Dataset entries on figures

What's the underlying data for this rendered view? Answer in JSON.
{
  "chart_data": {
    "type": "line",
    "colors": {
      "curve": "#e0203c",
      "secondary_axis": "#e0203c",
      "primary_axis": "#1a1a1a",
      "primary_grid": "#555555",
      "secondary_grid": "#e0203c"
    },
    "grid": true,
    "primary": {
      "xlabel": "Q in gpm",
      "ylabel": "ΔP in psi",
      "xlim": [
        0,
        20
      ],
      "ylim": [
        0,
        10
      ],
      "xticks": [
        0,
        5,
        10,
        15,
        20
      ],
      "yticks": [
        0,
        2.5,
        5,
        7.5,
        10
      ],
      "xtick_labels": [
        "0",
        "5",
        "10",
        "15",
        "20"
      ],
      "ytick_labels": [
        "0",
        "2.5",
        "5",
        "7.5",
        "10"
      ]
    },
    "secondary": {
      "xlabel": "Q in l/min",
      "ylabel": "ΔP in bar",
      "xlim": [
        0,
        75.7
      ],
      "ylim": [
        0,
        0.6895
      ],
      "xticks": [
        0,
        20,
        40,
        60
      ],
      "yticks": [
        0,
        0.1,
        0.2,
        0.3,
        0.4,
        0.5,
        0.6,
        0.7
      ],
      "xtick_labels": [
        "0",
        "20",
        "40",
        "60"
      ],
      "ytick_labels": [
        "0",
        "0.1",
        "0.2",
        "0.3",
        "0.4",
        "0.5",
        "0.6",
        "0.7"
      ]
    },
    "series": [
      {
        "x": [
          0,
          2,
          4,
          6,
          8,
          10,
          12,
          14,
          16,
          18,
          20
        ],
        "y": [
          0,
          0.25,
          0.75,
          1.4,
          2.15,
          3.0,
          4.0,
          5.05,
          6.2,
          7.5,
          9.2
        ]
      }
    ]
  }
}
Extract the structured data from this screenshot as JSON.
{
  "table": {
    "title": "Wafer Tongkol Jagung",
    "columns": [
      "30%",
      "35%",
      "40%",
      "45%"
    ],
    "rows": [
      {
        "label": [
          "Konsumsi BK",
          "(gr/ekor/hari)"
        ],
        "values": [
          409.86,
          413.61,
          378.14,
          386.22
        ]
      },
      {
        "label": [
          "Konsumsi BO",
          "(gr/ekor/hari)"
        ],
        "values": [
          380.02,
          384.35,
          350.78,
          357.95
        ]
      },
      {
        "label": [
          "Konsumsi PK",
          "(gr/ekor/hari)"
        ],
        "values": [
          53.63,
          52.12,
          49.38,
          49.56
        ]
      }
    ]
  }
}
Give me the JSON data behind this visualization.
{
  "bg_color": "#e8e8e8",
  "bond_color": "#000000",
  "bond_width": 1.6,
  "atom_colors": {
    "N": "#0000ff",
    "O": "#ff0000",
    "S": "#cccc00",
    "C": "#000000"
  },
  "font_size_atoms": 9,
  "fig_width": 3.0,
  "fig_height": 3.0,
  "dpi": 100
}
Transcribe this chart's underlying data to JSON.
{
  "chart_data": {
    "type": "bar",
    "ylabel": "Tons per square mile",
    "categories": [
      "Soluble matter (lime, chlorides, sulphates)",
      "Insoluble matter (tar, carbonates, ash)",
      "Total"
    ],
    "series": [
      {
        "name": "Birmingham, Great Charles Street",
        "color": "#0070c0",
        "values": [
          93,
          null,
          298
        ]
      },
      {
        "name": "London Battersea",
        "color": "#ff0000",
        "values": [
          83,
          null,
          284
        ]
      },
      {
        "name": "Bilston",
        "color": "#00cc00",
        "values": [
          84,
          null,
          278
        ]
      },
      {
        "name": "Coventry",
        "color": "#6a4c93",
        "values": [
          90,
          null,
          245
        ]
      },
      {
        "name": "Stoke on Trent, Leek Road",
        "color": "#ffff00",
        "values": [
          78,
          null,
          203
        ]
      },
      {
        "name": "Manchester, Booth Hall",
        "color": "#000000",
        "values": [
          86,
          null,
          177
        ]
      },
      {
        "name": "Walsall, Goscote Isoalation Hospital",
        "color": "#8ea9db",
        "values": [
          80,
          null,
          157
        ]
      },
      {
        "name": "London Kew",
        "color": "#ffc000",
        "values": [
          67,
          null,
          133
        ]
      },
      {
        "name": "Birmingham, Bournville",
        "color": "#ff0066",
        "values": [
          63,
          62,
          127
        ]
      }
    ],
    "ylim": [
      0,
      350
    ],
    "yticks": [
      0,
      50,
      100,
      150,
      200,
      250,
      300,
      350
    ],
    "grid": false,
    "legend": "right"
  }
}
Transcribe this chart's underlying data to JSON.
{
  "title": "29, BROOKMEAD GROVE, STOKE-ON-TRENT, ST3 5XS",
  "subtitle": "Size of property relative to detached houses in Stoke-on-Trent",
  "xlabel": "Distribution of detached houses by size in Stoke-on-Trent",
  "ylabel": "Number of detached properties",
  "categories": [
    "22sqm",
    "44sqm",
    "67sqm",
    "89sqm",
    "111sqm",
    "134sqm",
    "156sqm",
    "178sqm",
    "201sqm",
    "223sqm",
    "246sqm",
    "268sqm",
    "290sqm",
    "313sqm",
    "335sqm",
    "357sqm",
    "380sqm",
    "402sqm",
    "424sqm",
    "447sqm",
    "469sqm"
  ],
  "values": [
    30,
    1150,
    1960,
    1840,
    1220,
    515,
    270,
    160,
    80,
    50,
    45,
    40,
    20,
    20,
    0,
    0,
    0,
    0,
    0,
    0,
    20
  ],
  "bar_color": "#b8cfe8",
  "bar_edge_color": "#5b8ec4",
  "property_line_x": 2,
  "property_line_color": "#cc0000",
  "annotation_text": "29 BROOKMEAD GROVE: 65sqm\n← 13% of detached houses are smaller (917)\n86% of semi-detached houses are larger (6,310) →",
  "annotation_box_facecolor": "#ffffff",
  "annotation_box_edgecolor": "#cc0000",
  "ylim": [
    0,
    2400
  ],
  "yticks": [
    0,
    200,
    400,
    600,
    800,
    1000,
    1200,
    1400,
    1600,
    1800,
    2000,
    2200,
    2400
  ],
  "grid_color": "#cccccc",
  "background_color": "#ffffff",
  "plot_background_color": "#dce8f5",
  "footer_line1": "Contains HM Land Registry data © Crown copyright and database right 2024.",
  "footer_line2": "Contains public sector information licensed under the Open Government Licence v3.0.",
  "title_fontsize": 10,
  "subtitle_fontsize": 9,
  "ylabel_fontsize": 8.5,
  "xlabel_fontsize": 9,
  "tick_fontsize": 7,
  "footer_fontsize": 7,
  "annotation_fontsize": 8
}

■ WORK TO DO ■
All the data must be duplicated exactly, with nothing added or removed.

■ RESULT ■
What's the underlying data for this rendered view? Answer in JSON.
{
  "chart_data": {
    "type": "line",
    "colors": {
      "curve": "#e0203c",
      "secondary_axis": "#e0203c",
      "primary_axis": "#1a1a1a",
      "primary_grid": "#555555",
      "secondary_grid": "#e0203c"
    },
    "grid": true,
    "primary": {
      "xlabel": "Q in gpm",
      "ylabel": "ΔP in psi",
      "xlim": [
        0,
        20
      ],
      "ylim": [
        0,
        10
      ],
      "xticks": [
        0,
        5,
        10,
        15,
        20
      ],
      "yticks": [
        0,
        2.5,
        5,
        7.5,
        10
      ],
      "xtick_labels": [
        "0",
        "5",
        "10",
        "15",
        "20"
      ],
      "ytick_labels": [
        "0",
        "2.5",
        "5",
        "7.5",
        "10"
      ]
    },
    "secondary": {
      "xlabel": "Q in l/min",
      "ylabel": "ΔP in bar",
      "xlim": [
        0,
        75.7
      ],
      "ylim": [
        0,
        0.6895
      ],
      "xticks": [
        0,
        20,
        40,
        60
      ],
      "yticks": [
        0,
        0.1,
        0.2,
        0.3,
        0.4,
        0.5,
        0.6,
        0.7
      ],
      "xtick_labels": [
        "0",
        "20",
        "40",
        "60"
      ],
      "ytick_labels": [
        "0",
        "0.1",
        "0.2",
        "0.3",
        "0.4",
        "0.5",
        "0.6",
        "0.7"
      ]
    },
    "series": [
      {
        "x": [
          0,
          2,
          4,
          6,
          8,
          10,
          12,
          14,
          16,
          18,
          20
        ],
        "y": [
          0,
          0.25,
          0.75,
          1.4,
          2.15,
          3.0,
          4.0,
          5.05,
          6.2,
          7.5,
          9.2
        ]
      }
    ]
  }
}
Extract the structured data from this screenshot as JSON.
{
  "table": {
    "title": "Wafer Tongkol Jagung",
    "columns": [
      "30%",
      "35%",
      "40%",
      "45%"
    ],
    "rows": [
      {
        "label": [
          "Konsumsi BK",
          "(gr/ekor/hari)"
        ],
        "values": [
          409.86,
          413.61,
          378.14,
          386.22
        ]
      },
      {
        "label": [
          "Konsumsi BO",
          "(gr/ekor/hari)"
        ],
        "values": [
          380.02,
          384.35,
          350.78,
          357.95
        ]
      },
      {
        "label": [
          "Konsumsi PK",
          "(gr/ekor/hari)"
        ],
        "values": [
          53.63,
          52.12,
          49.38,
          49.56
        ]
      }
    ]
  }
}
Give me the JSON data behind this visualization.
{
  "bg_color": "#e8e8e8",
  "bond_color": "#000000",
  "bond_width": 1.6,
  "atom_colors": {
    "N": "#0000ff",
    "O": "#ff0000",
    "S": "#cccc00",
    "C": "#000000"
  },
  "font_size_atoms": 9,
  "fig_width": 3.0,
  "fig_height": 3.0,
  "dpi": 100
}
Transcribe this chart's underlying data to JSON.
{
  "chart_data": {
    "type": "bar",
    "ylabel": "Tons per square mile",
    "categories": [
      "Soluble matter (lime, chlorides, sulphates)",
      "Insoluble matter (tar, carbonates, ash)",
      "Total"
    ],
    "series": [
      {
        "name": "Birmingham, Great Charles Street",
        "color": "#0070c0",
        "values": [
          93,
          null,
          298
        ]
      },
      {
        "name": "London Battersea",
        "color": "#ff0000",
        "values": [
          83,
          null,
          284
        ]
      },
      {
        "name": "Bilston",
        "color": "#00cc00",
        "values": [
          84,
          null,
          278
        ]
      },
      {
        "name": "Coventry",
        "color": "#6a4c93",
        "values": [
          90,
          null,
          245
        ]
      },
      {
        "name": "Stoke on Trent, Leek Road",
        "color": "#ffff00",
        "values": [
          78,
          null,
          203
        ]
      },
      {
        "name": "Manchester, Booth Hall",
        "color": "#000000",
        "values": [
          86,
          null,
          177
        ]
      },
      {
        "name": "Walsall, Goscote Isoalation Hospital",
        "color": "#8ea9db",
        "values": [
          80,
          null,
          157
        ]
      },
      {
        "name": "London Kew",
        "color": "#ffc000",
        "values": [
          67,
          null,
          133
        ]
      },
      {
        "name": "Birmingham, Bournville",
        "color": "#ff0066",
        "values": [
          63,
          62,
          127
        ]
      }
    ],
    "ylim": [
      0,
      350
    ],
    "yticks": [
      0,
      50,
      100,
      150,
      200,
      250,
      300,
      350
    ],
    "grid": false,
    "legend": "right"
  }
}
Transcribe this chart's underlying data to JSON.
{
  "title": "29, BROOKMEAD GROVE, STOKE-ON-TRENT, ST3 5XS",
  "subtitle": "Size of property relative to detached houses in Stoke-on-Trent",
  "xlabel": "Distribution of detached houses by size in Stoke-on-Trent",
  "ylabel": "Number of detached properties",
  "categories": [
    "22sqm",
    "44sqm",
    "67sqm",
    "89sqm",
    "111sqm",
    "134sqm",
    "156sqm",
    "178sqm",
    "201sqm",
    "223sqm",
    "246sqm",
    "268sqm",
    "290sqm",
    "313sqm",
    "335sqm",
    "357sqm",
    "380sqm",
    "402sqm",
    "424sqm",
    "447sqm",
    "469sqm"
  ],
  "values": [
    30,
    1150,
    1960,
    1840,
    1220,
    515,
    270,
    160,
    80,
    50,
    45,
    40,
    20,
    20,
    0,
    0,
    0,
    0,
    0,
    0,
    20
  ],
  "bar_color": "#b8cfe8",
  "bar_edge_color": "#5b8ec4",
  "property_line_x": 2,
  "property_line_color": "#cc0000",
  "annotation_text": "29 BROOKMEAD GROVE: 65sqm\n← 13% of detached houses are smaller (917)\n86% of semi-detached houses are larger (6,310) →",
  "annotation_box_facecolor": "#ffffff",
  "annotation_box_edgecolor": "#cc0000",
  "ylim": [
    0,
    2400
  ],
  "yticks": [
    0,
    200,
    400,
    600,
    800,
    1000,
    1200,
    1400,
    1600,
    1800,
    2000,
    2200,
    2400
  ],
  "grid_color": "#cccccc",
  "background_color": "#ffffff",
  "plot_background_color": "#dce8f5",
  "footer_line1": "Contains HM Land Registry data © Crown copyright and database right 2024.",
  "footer_line2": "Contains public sector information licensed under the Open Government Licence v3.0.",
  "title_fontsize": 10,
  "subtitle_fontsize": 9,
  "ylabel_fontsize": 8.5,
  "xlabel_fontsize": 9,
  "tick_fontsize": 7,
  "footer_fontsize": 7,
  "annotation_fontsize": 8
}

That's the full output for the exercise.